* _AIM_: Reproduce every entry in the listing without alteration.

* _RECORDS FOR THIS EXERCISE_:
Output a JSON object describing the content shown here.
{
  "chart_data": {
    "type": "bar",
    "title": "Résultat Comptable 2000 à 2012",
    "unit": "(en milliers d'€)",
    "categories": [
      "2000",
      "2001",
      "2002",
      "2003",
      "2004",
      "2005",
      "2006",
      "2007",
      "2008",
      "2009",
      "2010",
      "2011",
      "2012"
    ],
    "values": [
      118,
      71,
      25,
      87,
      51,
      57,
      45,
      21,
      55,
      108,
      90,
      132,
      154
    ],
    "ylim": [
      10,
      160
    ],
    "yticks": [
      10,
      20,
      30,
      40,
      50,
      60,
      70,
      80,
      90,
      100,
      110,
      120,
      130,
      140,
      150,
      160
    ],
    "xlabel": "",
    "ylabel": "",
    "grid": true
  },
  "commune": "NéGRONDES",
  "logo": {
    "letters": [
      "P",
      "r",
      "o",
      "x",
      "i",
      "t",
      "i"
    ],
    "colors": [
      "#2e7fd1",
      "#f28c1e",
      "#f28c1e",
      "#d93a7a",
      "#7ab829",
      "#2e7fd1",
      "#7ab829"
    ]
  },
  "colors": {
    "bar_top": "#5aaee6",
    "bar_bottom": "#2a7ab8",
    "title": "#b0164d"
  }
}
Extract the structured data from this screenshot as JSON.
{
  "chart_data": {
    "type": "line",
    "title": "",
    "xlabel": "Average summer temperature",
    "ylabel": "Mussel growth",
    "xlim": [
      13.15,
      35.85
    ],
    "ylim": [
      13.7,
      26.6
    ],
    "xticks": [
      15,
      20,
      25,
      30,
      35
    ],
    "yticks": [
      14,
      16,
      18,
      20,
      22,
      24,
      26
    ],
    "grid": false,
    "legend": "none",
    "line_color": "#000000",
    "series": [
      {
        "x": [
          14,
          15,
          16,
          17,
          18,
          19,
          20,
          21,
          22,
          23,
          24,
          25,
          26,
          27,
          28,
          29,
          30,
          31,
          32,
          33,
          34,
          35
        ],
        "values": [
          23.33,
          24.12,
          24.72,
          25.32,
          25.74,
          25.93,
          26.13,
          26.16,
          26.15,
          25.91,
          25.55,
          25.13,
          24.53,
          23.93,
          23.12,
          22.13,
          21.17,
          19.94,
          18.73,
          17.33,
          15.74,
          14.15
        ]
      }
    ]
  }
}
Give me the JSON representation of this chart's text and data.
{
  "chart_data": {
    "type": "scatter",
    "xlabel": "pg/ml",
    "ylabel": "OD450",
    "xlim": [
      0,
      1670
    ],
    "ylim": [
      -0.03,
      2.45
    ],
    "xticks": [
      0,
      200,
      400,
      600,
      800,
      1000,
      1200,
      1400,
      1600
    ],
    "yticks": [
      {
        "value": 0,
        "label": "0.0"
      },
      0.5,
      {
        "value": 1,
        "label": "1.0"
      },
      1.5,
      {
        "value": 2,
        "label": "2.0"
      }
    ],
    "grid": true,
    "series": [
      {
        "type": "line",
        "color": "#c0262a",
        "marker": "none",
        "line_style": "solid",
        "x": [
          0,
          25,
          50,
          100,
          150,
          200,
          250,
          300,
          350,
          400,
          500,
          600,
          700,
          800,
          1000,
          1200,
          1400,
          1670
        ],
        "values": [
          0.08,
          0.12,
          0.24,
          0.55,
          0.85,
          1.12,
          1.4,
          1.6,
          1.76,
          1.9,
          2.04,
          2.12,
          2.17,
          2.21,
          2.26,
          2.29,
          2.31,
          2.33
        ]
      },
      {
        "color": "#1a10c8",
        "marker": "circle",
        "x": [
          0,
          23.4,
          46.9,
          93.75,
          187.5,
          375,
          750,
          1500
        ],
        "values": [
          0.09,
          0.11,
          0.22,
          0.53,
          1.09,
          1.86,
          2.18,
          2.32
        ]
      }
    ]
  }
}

* _RESULT OF THE EXERCISE_:
Output a JSON object describing the content shown here.
{
  "chart_data": {
    "type": "bar",
    "title": "Résultat Comptable 2000 à 2012",
    "unit": "(en milliers d'€)",
    "categories": [
      "2000",
      "2001",
      "2002",
      "2003",
      "2004",
      "2005",
      "2006",
      "2007",
      "2008",
      "2009",
      "2010",
      "2011",
      "2012"
    ],
    "values": [
      118,
      71,
      25,
      87,
      51,
      57,
      45,
      21,
      55,
      108,
      90,
      132,
      154
    ],
    "ylim": [
      10,
      160
    ],
    "yticks": [
      10,
      20,
      30,
      40,
      50,
      60,
      70,
      80,
      90,
      100,
      110,
      120,
      130,
      140,
      150,
      160
    ],
    "xlabel": "",
    "ylabel": "",
    "grid": true
  },
  "commune": "NéGRONDES",
  "logo": {
    "letters": [
      "P",
      "r",
      "o",
      "x",
      "i",
      "t",
      "i"
    ],
    "colors": [
      "#2e7fd1",
      "#f28c1e",
      "#f28c1e",
      "#d93a7a",
      "#7ab829",
      "#2e7fd1",
      "#7ab829"
    ]
  },
  "colors": {
    "bar_top": "#5aaee6",
    "bar_bottom": "#2a7ab8",
    "title": "#b0164d"
  }
}
Extract the structured data from this screenshot as JSON.
{
  "chart_data": {
    "type": "line",
    "title": "",
    "xlabel": "Average summer temperature",
    "ylabel": "Mussel growth",
    "xlim": [
      13.15,
      35.85
    ],
    "ylim": [
      13.7,
      26.6
    ],
    "xticks": [
      15,
      20,
      25,
      30,
      35
    ],
    "yticks": [
      14,
      16,
      18,
      20,
      22,
      24,
      26
    ],
    "grid": false,
    "legend": "none",
    "line_color": "#000000",
    "series": [
      {
        "x": [
          14,
          15,
          16,
          17,
          18,
          19,
          20,
          21,
          22,
          23,
          24,
          25,
          26,
          27,
          28,
          29,
          30,
          31,
          32,
          33,
          34,
          35
        ],
        "values": [
          23.33,
          24.12,
          24.72,
          25.32,
          25.74,
          25.93,
          26.13,
          26.16,
          26.15,
          25.91,
          25.55,
          25.13,
          24.53,
          23.93,
          23.12,
          22.13,
          21.17,
          19.94,
          18.73,
          17.33,
          15.74,
          14.15
        ]
      }
    ]
  }
}
Give me the JSON representation of this chart's text and data.
{
  "chart_data": {
    "type": "scatter",
    "xlabel": "pg/ml",
    "ylabel": "OD450",
    "xlim": [
      0,
      1670
    ],
    "ylim": [
      -0.03,
      2.45
    ],
    "xticks": [
      0,
      200,
      400,
      600,
      800,
      1000,
      1200,
      1400,
      1600
    ],
    "yticks": [
      {
        "value": 0,
        "label": "0.0"
      },
      0.5,
      {
        "value": 1,
        "label": "1.0"
      },
      1.5,
      {
        "value": 2,
        "label": "2.0"
      }
    ],
    "grid": true,
    "series": [
      {
        "type": "line",
        "color": "#c0262a",
        "marker": "none",
        "line_style": "solid",
        "x": [
          0,
          25,
          50,
          100,
          150,
          200,
          250,
          300,
          350,
          400,
          500,
          600,
          700,
          800,
          1000,
          1200,
          1400,
          1670
        ],
        "values": [
          0.08,
          0.12,
          0.24,
          0.55,
          0.85,
          1.12,
          1.4,
          1.6,
          1.76,
          1.9,
          2.04,
          2.12,
          2.17,
          2.21,
          2.26,
          2.29,
          2.31,
          2.33
        ]
      },
      {
        "color": "#1a10c8",
        "marker": "circle",
        "x": [
          0,
          23.4,
          46.9,
          93.75,
          187.5,
          375,
          750,
          1500
        ],
        "values": [
          0.09,
          0.11,
          0.22,
          0.53,
          1.09,
          1.86,
          2.18,
          2.32
        ]
      }
    ]
  }
}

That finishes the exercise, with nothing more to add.